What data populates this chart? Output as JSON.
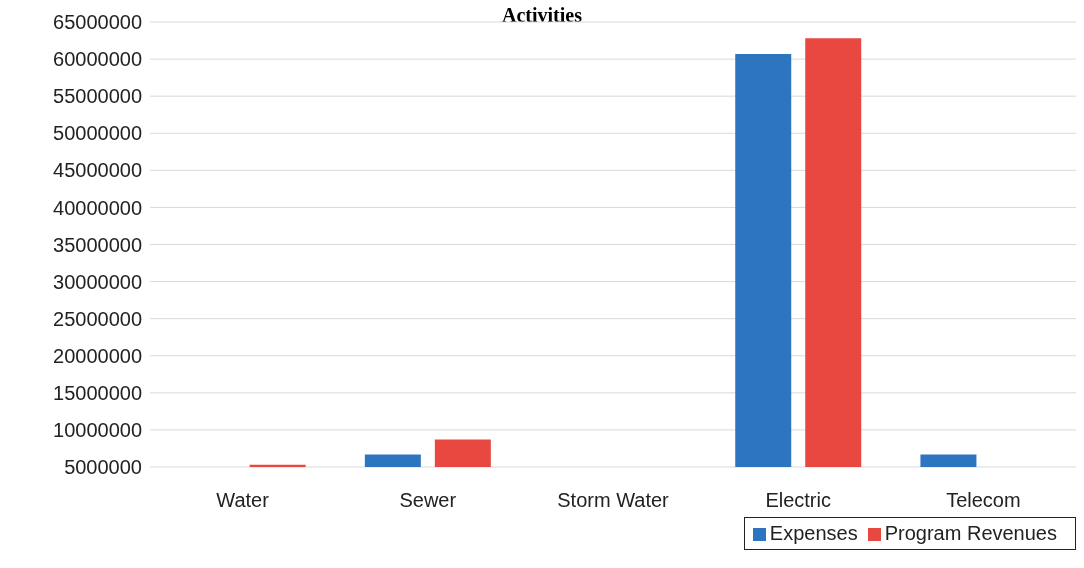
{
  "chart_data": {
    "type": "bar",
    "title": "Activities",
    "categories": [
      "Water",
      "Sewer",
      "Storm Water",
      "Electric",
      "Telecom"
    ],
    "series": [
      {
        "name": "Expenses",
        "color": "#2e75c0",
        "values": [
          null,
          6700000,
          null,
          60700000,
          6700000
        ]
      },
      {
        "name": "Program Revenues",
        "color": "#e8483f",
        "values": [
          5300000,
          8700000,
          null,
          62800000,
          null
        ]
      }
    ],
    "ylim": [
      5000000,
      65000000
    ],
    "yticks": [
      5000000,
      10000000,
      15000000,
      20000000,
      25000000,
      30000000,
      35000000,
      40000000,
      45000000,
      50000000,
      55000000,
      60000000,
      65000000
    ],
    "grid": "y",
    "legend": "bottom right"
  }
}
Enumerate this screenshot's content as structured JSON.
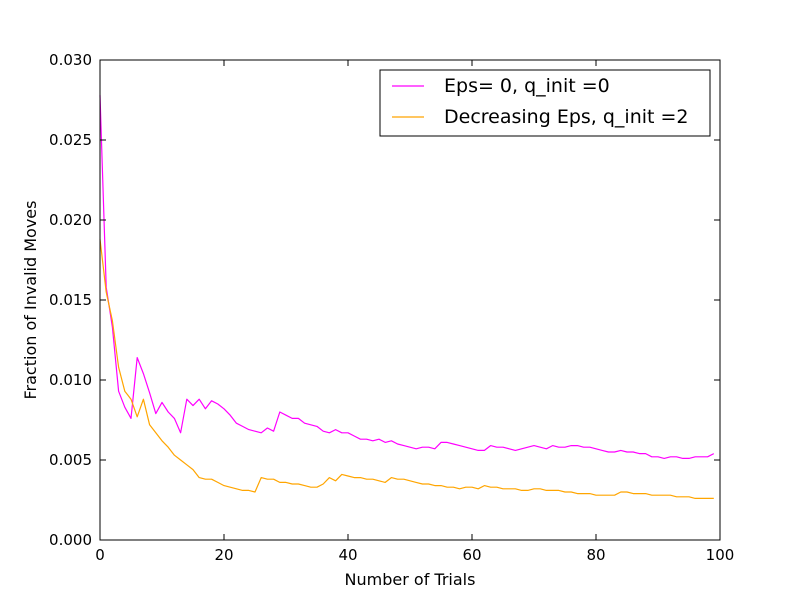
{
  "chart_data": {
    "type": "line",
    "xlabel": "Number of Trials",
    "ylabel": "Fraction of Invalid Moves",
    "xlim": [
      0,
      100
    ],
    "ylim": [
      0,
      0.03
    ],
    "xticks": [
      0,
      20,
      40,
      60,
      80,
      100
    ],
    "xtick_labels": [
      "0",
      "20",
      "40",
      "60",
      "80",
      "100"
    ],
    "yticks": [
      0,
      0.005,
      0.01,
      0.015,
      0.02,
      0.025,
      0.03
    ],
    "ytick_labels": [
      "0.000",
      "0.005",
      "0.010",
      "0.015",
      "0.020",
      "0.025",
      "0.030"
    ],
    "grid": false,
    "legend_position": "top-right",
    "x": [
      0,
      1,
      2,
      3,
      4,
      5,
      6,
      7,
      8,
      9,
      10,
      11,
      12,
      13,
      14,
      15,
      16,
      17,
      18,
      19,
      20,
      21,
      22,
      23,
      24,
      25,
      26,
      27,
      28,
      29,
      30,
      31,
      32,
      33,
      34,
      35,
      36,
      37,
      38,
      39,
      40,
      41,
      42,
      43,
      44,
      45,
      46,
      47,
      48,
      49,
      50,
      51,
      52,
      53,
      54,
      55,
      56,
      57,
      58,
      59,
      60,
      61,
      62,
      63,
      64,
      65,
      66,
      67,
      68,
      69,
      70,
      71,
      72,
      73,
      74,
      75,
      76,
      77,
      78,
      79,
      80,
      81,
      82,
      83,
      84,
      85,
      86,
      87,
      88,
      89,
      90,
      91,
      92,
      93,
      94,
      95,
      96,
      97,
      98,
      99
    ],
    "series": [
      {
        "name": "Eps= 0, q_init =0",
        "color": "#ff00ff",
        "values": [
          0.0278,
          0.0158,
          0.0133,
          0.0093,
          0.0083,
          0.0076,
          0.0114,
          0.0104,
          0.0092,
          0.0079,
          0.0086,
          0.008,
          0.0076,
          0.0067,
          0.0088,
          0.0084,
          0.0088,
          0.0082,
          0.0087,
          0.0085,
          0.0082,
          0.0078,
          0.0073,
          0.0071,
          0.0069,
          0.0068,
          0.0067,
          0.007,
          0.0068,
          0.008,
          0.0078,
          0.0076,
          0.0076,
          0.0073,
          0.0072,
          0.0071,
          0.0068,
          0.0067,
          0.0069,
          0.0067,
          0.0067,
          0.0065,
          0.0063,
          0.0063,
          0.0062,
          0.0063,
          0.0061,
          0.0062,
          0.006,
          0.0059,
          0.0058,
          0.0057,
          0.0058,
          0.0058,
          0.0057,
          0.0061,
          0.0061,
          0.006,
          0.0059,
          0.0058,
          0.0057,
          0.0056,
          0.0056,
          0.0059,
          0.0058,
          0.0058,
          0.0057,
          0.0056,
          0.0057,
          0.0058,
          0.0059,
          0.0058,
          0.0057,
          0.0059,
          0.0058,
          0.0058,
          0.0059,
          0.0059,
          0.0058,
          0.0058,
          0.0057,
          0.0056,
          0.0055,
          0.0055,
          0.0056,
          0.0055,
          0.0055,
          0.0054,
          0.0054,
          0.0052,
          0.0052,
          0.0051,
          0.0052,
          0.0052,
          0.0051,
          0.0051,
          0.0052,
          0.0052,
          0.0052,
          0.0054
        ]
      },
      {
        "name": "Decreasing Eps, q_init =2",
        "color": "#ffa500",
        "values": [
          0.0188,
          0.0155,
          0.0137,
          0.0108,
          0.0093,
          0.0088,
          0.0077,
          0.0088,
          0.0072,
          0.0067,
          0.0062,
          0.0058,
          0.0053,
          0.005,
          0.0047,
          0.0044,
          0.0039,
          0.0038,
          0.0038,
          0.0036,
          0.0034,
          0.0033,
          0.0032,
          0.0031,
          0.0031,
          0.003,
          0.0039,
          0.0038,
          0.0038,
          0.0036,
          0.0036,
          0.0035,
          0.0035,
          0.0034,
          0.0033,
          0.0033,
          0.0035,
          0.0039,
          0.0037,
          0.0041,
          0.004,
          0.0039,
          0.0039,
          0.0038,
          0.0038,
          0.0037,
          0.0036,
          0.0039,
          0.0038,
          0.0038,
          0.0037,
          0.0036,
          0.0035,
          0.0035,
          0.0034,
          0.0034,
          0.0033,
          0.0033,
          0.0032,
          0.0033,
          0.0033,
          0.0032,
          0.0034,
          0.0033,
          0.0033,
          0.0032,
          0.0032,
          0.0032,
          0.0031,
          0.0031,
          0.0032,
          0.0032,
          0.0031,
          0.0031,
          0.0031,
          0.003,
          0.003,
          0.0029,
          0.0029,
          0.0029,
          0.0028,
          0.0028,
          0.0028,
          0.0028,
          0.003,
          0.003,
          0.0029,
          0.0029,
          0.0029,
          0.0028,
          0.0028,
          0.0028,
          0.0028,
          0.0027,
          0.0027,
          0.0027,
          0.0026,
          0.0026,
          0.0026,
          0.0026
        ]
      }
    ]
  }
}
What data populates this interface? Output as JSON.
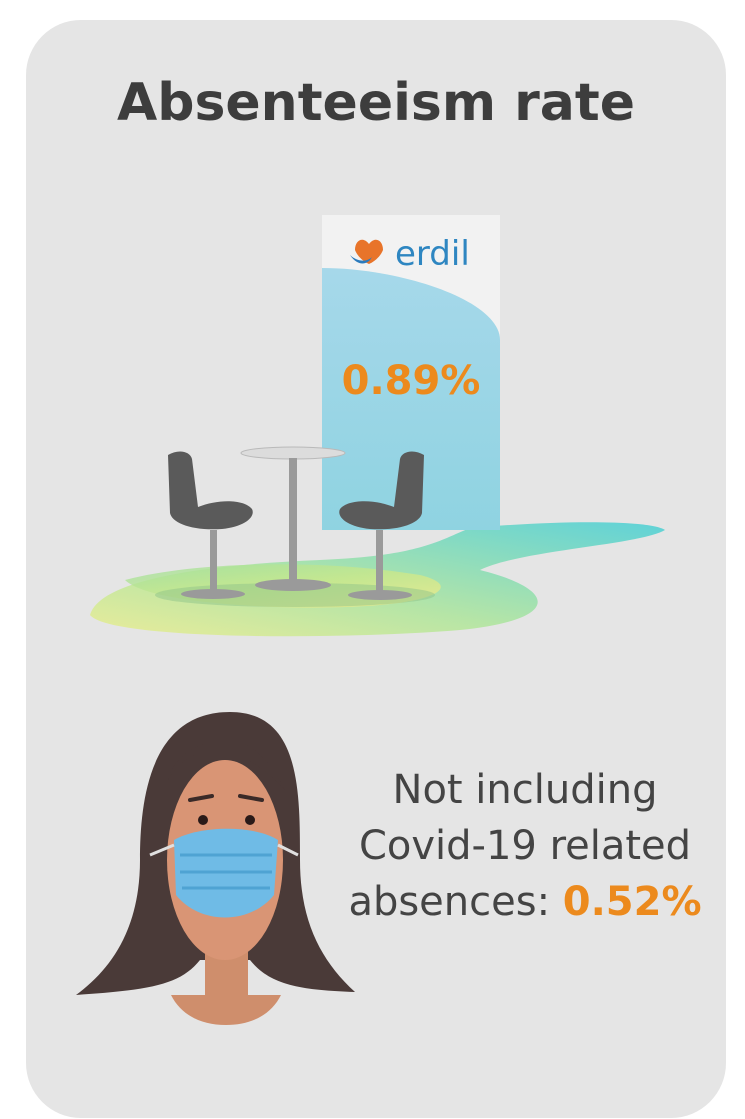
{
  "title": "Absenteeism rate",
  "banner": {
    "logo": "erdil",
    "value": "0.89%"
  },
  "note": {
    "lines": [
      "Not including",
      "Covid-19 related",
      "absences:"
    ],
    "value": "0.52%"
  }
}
━━━━━━━━
What the exercise asks: Skip the pictures, then retype every line above exactly.

Completed task:
What data populates this chart? Output as JSON.
{
  "chart_data": {
    "type": "bar",
    "title": "Activities",
    "categories": [
      "Water",
      "Sewer",
      "Storm Water",
      "Electric",
      "Telecom"
    ],
    "series": [
      {
        "name": "Expenses",
        "color": "#2e75c0",
        "values": [
          null,
          6700000,
          null,
          60700000,
          6700000
        ]
      },
      {
        "name": "Program Revenues",
        "color": "#e8483f",
        "values": [
          5300000,
          8700000,
          null,
          62800000,
          null
        ]
      }
    ],
    "ylim": [
      5000000,
      65000000
    ],
    "yticks": [
      5000000,
      10000000,
      15000000,
      20000000,
      25000000,
      30000000,
      35000000,
      40000000,
      45000000,
      50000000,
      55000000,
      60000000,
      65000000
    ],
    "grid": "y",
    "legend": "bottom right"
  }
}
Enumerate this screenshot's content as structured JSON.
{
  "chart_data": {
    "type": "line",
    "xlabel": "Number of Trials",
    "ylabel": "Fraction of Invalid Moves",
    "xlim": [
      0,
      100
    ],
    "ylim": [
      0,
      0.03
    ],
    "xticks": [
      0,
      20,
      40,
      60,
      80,
      100
    ],
    "xtick_labels": [
      "0",
      "20",
      "40",
      "60",
      "80",
      "100"
    ],
    "yticks": [
      0,
      0.005,
      0.01,
      0.015,
      0.02,
      0.025,
      0.03
    ],
    "ytick_labels": [
      "0.000",
      "0.005",
      "0.010",
      "0.015",
      "0.020",
      "0.025",
      "0.030"
    ],
    "grid": false,
    "legend_position": "top-right",
    "x": [
      0,
      1,
      2,
      3,
      4,
      5,
      6,
      7,
      8,
      9,
      10,
      11,
      12,
      13,
      14,
      15,
      16,
      17,
      18,
      19,
      20,
      21,
      22,
      23,
      24,
      25,
      26,
      27,
      28,
      29,
      30,
      31,
      32,
      33,
      34,
      35,
      36,
      37,
      38,
      39,
      40,
      41,
      42,
      43,
      44,
      45,
      46,
      47,
      48,
      49,
      50,
      51,
      52,
      53,
      54,
      55,
      56,
      57,
      58,
      59,
      60,
      61,
      62,
      63,
      64,
      65,
      66,
      67,
      68,
      69,
      70,
      71,
      72,
      73,
      74,
      75,
      76,
      77,
      78,
      79,
      80,
      81,
      82,
      83,
      84,
      85,
      86,
      87,
      88,
      89,
      90,
      91,
      92,
      93,
      94,
      95,
      96,
      97,
      98,
      99
    ],
    "series": [
      {
        "name": "Eps= 0, q_init =0",
        "color": "#ff00ff",
        "values": [
          0.0278,
          0.0158,
          0.0133,
          0.0093,
          0.0083,
          0.0076,
          0.0114,
          0.0104,
          0.0092,
          0.0079,
          0.0086,
          0.008,
          0.0076,
          0.0067,
          0.0088,
          0.0084,
          0.0088,
          0.0082,
          0.0087,
          0.0085,
          0.0082,
          0.0078,
          0.0073,
          0.0071,
          0.0069,
          0.0068,
          0.0067,
          0.007,
          0.0068,
          0.008,
          0.0078,
          0.0076,
          0.0076,
          0.0073,
          0.0072,
          0.0071,
          0.0068,
          0.0067,
          0.0069,
          0.0067,
          0.0067,
          0.0065,
          0.0063,
          0.0063,
          0.0062,
          0.0063,
          0.0061,
          0.0062,
          0.006,
          0.0059,
          0.0058,
          0.0057,
          0.0058,
          0.0058,
          0.0057,
          0.0061,
          0.0061,
          0.006,
          0.0059,
          0.0058,
          0.0057,
          0.0056,
          0.0056,
          0.0059,
          0.0058,
          0.0058,
          0.0057,
          0.0056,
          0.0057,
          0.0058,
          0.0059,
          0.0058,
          0.0057,
          0.0059,
          0.0058,
          0.0058,
          0.0059,
          0.0059,
          0.0058,
          0.0058,
          0.0057,
          0.0056,
          0.0055,
          0.0055,
          0.0056,
          0.0055,
          0.0055,
          0.0054,
          0.0054,
          0.0052,
          0.0052,
          0.0051,
          0.0052,
          0.0052,
          0.0051,
          0.0051,
          0.0052,
          0.0052,
          0.0052,
          0.0054
        ]
      },
      {
        "name": "Decreasing Eps, q_init =2",
        "color": "#ffa500",
        "values": [
          0.0188,
          0.0155,
          0.0137,
          0.0108,
          0.0093,
          0.0088,
          0.0077,
          0.0088,
          0.0072,
          0.0067,
          0.0062,
          0.0058,
          0.0053,
          0.005,
          0.0047,
          0.0044,
          0.0039,
          0.0038,
          0.0038,
          0.0036,
          0.0034,
          0.0033,
          0.0032,
          0.0031,
          0.0031,
          0.003,
          0.0039,
          0.0038,
          0.0038,
          0.0036,
          0.0036,
          0.0035,
          0.0035,
          0.0034,
          0.0033,
          0.0033,
          0.0035,
          0.0039,
          0.0037,
          0.0041,
          0.004,
          0.0039,
          0.0039,
          0.0038,
          0.0038,
          0.0037,
          0.0036,
          0.0039,
          0.0038,
          0.0038,
          0.0037,
          0.0036,
          0.0035,
          0.0035,
          0.0034,
          0.0034,
          0.0033,
          0.0033,
          0.0032,
          0.0033,
          0.0033,
          0.0032,
          0.0034,
          0.0033,
          0.0033,
          0.0032,
          0.0032,
          0.0032,
          0.0031,
          0.0031,
          0.0032,
          0.0032,
          0.0031,
          0.0031,
          0.0031,
          0.003,
          0.003,
          0.0029,
          0.0029,
          0.0029,
          0.0028,
          0.0028,
          0.0028,
          0.0028,
          0.003,
          0.003,
          0.0029,
          0.0029,
          0.0029,
          0.0028,
          0.0028,
          0.0028,
          0.0028,
          0.0027,
          0.0027,
          0.0027,
          0.0026,
          0.0026,
          0.0026,
          0.0026
        ]
      }
    ]
  }
}
What data populates this interface? Output as JSON.
{
  "title": "Absenteeism rate",
  "banner": {
    "logo": "erdil",
    "value": "0.89%"
  },
  "note": {
    "lines": [
      "Not including",
      "Covid-19 related",
      "absences:"
    ],
    "value": "0.52%"
  }
}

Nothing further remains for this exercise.